◆ TEXT PROVIDED:
Giter VIP home page Giter VIP logo

source-code-analysis-using-llm's Introduction

Source-Code-Analysis-using-GenAI

How to run?

STEPS:

Clone the repository

Project repo: https://github.com/

STEP 01- Create a conda environment after opening the repository

conda create -n llmapp python=3.8 -y
conda activate llmapp

STEP 02- install the requirements

pip install -r requirements.txt

Create a .env file in the root directory and add your OPENAI_API_KEY credentials as follows:

OPENAI_API_KEY = "xxxxxxxxxxxxxxxxxxxxxxxxxxxxx"
# Finally run the following command
python app.py

Now,

open up localhost:

Explanation:

GitHub Repository QA System

This project is a powerful integration of multiple technologies and tools for analyzing and interacting with GitHub repositories. It allows users to input a GitHub repository URL and ask questions about the repository. The system processes the repository's content and provides relevant answers based on the repository's data.

Technologies Used

  • Flask: Web framework for serving the user interface and handling requests.
  • LangChain: Framework for combining language models with a memory system and a retriever to provide coherent answers.
  • Chroma: Vector database for storing and retrieving embeddings.
  • OpenAI Embeddings: Pre-trained embeddings from OpenAI for document representation.
  • GitPython: Library for interacting with Git repositories.

![Screenshot 2024-06-03 194818]

User Interface

The user interface consists of a simple HTML page (index.html) served by Flask. The user can input a GitHub repository URL and ask questions about the repository.

Flask Server (app.py)

The Flask server handles user requests and serves the interface. It includes two main routes:

  • /chatbot: Handles POST requests with a GitHub repository URL.
  • /get: Handles POST requests with user messages for the chatbot.

Chatbot Route (/chatbot)

  1. Accepts Repository URL: The user submits a GitHub repository URL.
  2. Calls repo_ingestion: The repo_ingestion function in helper.py is called to clone the repository.
  3. Calls store_index.py: This script processes the cloned repository to prepare it for question-answering by performing the following steps:
    • Load Repo Files: Uses GenericLoader to load Python files from the cloned repository.
    • Text Splitter: Splits the loaded files into smaller chunks for better processing.
    • Load Embeddings: Loads pre-trained embeddings from OpenAI.
    • Store Vectors: Stores the processed vectors in a vector database (Chroma).

Get Route (/get)

  1. Accepts User Message: The user submits a question about the repository.
  2. Processes Message with QA Chain: Uses the ConversationalRetrievalChain to process the user's question. This chain retrieves relevant information from the vector database and generates an answer.

Helper Functions (helper.py)

  • repo_ingestion: Clones the provided GitHub repository into a local directory.
  • load_repo: Loads the cloned repository's files into documents.
  • text_splitter: Splits the loaded documents into smaller chunks.
  • load_embedding: Loads pre-trained embeddings for the documents.

Store Index Script (store_index.py)

This script prepares the repository files for the QA system:

  1. Loads the repository files.
  2. Splits the text into manageable chunks.
  3. Loads embeddings for the chunks.
  4. Stores the embeddings in a vector database (Chroma) for later retrieval during QA.

Conversational Retrieval Chain

This component of LangChain combines language models with a memory system and a retriever to provide coherent answers based on the repository's content.

◆ WHAT TO DO:
• a. Answer these questions about the project description above:
(i) Which Python version does the conda environment command specify?
(ii) Which route handles POST requests with user messages for the chatbot?
(iii) What kind of files does GenericLoader load from the cloned repository?
• b. Reproduce the passage of the project description above, starting at "2. Calls repo_ingestion: The" and continuing up to and including "embeddings from OpenAI.".

◆ SUPPLIED MATERIAL:

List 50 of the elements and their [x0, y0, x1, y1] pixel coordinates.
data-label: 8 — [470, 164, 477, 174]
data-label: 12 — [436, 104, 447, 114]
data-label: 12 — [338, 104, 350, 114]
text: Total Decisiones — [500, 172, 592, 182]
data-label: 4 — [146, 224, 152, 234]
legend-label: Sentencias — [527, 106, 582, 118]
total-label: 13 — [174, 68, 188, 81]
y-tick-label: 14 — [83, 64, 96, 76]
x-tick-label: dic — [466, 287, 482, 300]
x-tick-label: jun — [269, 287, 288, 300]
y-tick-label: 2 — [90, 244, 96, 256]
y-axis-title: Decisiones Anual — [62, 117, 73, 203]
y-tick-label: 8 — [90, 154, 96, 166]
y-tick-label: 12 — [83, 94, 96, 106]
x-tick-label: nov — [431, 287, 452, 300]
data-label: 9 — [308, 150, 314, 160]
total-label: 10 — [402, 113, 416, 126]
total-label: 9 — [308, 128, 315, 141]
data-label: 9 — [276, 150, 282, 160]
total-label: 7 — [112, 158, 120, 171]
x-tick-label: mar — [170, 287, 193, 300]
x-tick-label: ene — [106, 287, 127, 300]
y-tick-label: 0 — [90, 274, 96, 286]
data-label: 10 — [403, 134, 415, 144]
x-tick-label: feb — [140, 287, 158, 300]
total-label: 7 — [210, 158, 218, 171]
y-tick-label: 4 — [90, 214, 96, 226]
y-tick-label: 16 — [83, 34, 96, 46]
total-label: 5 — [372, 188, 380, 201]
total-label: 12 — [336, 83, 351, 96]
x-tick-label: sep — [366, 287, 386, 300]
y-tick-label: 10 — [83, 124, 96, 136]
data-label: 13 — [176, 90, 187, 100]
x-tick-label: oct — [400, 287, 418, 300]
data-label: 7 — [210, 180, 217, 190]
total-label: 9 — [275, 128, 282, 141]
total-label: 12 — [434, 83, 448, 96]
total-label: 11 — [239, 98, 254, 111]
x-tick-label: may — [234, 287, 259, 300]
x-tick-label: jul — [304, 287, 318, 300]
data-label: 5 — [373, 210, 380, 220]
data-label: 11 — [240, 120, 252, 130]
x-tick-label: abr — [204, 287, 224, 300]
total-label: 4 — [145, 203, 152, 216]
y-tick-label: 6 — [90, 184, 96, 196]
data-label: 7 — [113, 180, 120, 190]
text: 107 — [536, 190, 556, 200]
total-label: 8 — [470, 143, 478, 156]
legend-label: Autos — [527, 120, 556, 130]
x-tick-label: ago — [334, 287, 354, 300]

◆ SOLUTIONS BELOW:
• a.
(i) Python 3.8
(ii) /get
(iii) Python files

• b.
2. Calls repo_ingestion: The repo_ingestion function in helper.py is called to clone the repository.
  3. Calls store_index.py: This script processes the cloned repository to prepare it for question-answering by performing the following steps:
    • Load Repo Files: Uses GenericLoader to load Python files from the cloned repository.
    • Text Splitter: Splits the loaded files into smaller chunks for better processing.
    • Load Embeddings: Loads pre-trained embeddings from OpenAI.